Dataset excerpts
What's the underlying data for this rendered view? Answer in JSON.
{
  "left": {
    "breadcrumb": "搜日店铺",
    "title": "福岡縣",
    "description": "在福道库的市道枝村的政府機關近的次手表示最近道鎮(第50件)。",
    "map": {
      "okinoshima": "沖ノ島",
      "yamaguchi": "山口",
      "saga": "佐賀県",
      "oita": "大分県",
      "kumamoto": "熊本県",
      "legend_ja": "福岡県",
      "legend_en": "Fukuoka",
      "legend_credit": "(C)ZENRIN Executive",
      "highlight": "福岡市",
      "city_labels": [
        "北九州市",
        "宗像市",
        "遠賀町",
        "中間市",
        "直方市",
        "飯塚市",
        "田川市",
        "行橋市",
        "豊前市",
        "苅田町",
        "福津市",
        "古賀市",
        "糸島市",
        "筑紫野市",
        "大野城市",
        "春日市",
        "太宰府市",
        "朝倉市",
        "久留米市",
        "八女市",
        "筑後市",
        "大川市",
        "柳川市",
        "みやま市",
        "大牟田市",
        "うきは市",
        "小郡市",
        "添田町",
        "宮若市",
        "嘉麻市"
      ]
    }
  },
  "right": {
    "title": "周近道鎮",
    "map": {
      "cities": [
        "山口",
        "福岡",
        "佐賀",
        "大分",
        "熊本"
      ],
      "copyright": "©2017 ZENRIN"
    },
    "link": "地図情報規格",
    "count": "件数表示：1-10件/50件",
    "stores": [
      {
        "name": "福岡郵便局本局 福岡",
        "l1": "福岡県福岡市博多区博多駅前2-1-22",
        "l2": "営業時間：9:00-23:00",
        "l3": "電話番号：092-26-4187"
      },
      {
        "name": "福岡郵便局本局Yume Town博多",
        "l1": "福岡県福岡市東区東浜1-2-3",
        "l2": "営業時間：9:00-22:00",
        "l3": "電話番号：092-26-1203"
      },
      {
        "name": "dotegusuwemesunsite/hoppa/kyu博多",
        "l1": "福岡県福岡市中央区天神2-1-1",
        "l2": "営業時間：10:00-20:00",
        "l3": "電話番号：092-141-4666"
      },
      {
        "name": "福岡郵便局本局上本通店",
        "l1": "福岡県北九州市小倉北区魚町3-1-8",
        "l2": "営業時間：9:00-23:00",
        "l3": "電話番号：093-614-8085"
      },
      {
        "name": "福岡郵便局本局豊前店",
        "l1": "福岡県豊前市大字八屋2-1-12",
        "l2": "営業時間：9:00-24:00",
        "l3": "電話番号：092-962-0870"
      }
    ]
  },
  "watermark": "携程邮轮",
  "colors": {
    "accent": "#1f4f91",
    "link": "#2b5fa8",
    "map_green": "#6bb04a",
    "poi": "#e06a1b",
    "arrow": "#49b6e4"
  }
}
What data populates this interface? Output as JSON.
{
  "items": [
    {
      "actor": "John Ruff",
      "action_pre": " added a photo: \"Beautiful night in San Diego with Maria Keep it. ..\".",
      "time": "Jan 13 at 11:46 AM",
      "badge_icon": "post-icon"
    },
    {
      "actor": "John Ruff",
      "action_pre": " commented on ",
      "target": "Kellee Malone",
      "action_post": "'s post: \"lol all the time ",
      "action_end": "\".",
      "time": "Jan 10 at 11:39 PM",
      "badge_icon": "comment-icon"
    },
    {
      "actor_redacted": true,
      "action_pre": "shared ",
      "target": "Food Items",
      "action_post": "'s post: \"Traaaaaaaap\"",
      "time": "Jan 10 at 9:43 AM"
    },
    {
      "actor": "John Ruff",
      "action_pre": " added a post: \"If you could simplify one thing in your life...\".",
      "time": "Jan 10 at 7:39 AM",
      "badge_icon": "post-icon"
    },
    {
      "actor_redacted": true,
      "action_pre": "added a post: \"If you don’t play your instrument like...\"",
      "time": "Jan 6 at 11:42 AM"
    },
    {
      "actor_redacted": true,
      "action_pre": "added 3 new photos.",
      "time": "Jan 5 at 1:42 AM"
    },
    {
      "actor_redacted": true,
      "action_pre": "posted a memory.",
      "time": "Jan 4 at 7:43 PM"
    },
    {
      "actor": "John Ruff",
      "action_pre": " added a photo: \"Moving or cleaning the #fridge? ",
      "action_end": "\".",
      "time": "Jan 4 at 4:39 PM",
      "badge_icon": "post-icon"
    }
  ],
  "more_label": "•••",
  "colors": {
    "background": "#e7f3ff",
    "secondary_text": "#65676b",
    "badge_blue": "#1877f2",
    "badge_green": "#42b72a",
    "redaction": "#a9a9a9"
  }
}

= Task to carry out =
Repeat the entries above exactly, leaving nothing out.

= Written solution =
What's the underlying data for this rendered view? Answer in JSON.
{
  "left": {
    "breadcrumb": "搜日店铺",
    "title": "福岡縣",
    "description": "在福道库的市道枝村的政府機關近的次手表示最近道鎮(第50件)。",
    "map": {
      "okinoshima": "沖ノ島",
      "yamaguchi": "山口",
      "saga": "佐賀県",
      "oita": "大分県",
      "kumamoto": "熊本県",
      "legend_ja": "福岡県",
      "legend_en": "Fukuoka",
      "legend_credit": "(C)ZENRIN Executive",
      "highlight": "福岡市",
      "city_labels": [
        "北九州市",
        "宗像市",
        "遠賀町",
        "中間市",
        "直方市",
        "飯塚市",
        "田川市",
        "行橋市",
        "豊前市",
        "苅田町",
        "福津市",
        "古賀市",
        "糸島市",
        "筑紫野市",
        "大野城市",
        "春日市",
        "太宰府市",
        "朝倉市",
        "久留米市",
        "八女市",
        "筑後市",
        "大川市",
        "柳川市",
        "みやま市",
        "大牟田市",
        "うきは市",
        "小郡市",
        "添田町",
        "宮若市",
        "嘉麻市"
      ]
    }
  },
  "right": {
    "title": "周近道鎮",
    "map": {
      "cities": [
        "山口",
        "福岡",
        "佐賀",
        "大分",
        "熊本"
      ],
      "copyright": "©2017 ZENRIN"
    },
    "link": "地図情報規格",
    "count": "件数表示：1-10件/50件",
    "stores": [
      {
        "name": "福岡郵便局本局 福岡",
        "l1": "福岡県福岡市博多区博多駅前2-1-22",
        "l2": "営業時間：9:00-23:00",
        "l3": "電話番号：092-26-4187"
      },
      {
        "name": "福岡郵便局本局Yume Town博多",
        "l1": "福岡県福岡市東区東浜1-2-3",
        "l2": "営業時間：9:00-22:00",
        "l3": "電話番号：092-26-1203"
      },
      {
        "name": "dotegusuwemesunsite/hoppa/kyu博多",
        "l1": "福岡県福岡市中央区天神2-1-1",
        "l2": "営業時間：10:00-20:00",
        "l3": "電話番号：092-141-4666"
      },
      {
        "name": "福岡郵便局本局上本通店",
        "l1": "福岡県北九州市小倉北区魚町3-1-8",
        "l2": "営業時間：9:00-23:00",
        "l3": "電話番号：093-614-8085"
      },
      {
        "name": "福岡郵便局本局豊前店",
        "l1": "福岡県豊前市大字八屋2-1-12",
        "l2": "営業時間：9:00-24:00",
        "l3": "電話番号：092-962-0870"
      }
    ]
  },
  "watermark": "携程邮轮",
  "colors": {
    "accent": "#1f4f91",
    "link": "#2b5fa8",
    "map_green": "#6bb04a",
    "poi": "#e06a1b",
    "arrow": "#49b6e4"
  }
}
What data populates this interface? Output as JSON.
{
  "items": [
    {
      "actor": "John Ruff",
      "action_pre": " added a photo: \"Beautiful night in San Diego with Maria Keep it. ..\".",
      "time": "Jan 13 at 11:46 AM",
      "badge_icon": "post-icon"
    },
    {
      "actor": "John Ruff",
      "action_pre": " commented on ",
      "target": "Kellee Malone",
      "action_post": "'s post: \"lol all the time ",
      "action_end": "\".",
      "time": "Jan 10 at 11:39 PM",
      "badge_icon": "comment-icon"
    },
    {
      "actor_redacted": true,
      "action_pre": "shared ",
      "target": "Food Items",
      "action_post": "'s post: \"Traaaaaaaap\"",
      "time": "Jan 10 at 9:43 AM"
    },
    {
      "actor": "John Ruff",
      "action_pre": " added a post: \"If you could simplify one thing in your life...\".",
      "time": "Jan 10 at 7:39 AM",
      "badge_icon": "post-icon"
    },
    {
      "actor_redacted": true,
      "action_pre": "added a post: \"If you don’t play your instrument like...\"",
      "time": "Jan 6 at 11:42 AM"
    },
    {
      "actor_redacted": true,
      "action_pre": "added 3 new photos.",
      "time": "Jan 5 at 1:42 AM"
    },
    {
      "actor_redacted": true,
      "action_pre": "posted a memory.",
      "time": "Jan 4 at 7:43 PM"
    },
    {
      "actor": "John Ruff",
      "action_pre": " added a photo: \"Moving or cleaning the #fridge? ",
      "action_end": "\".",
      "time": "Jan 4 at 4:39 PM",
      "badge_icon": "post-icon"
    }
  ],
  "more_label": "•••",
  "colors": {
    "background": "#e7f3ff",
    "secondary_text": "#65676b",
    "badge_blue": "#1877f2",
    "badge_green": "#42b72a",
    "redaction": "#a9a9a9"
  }
}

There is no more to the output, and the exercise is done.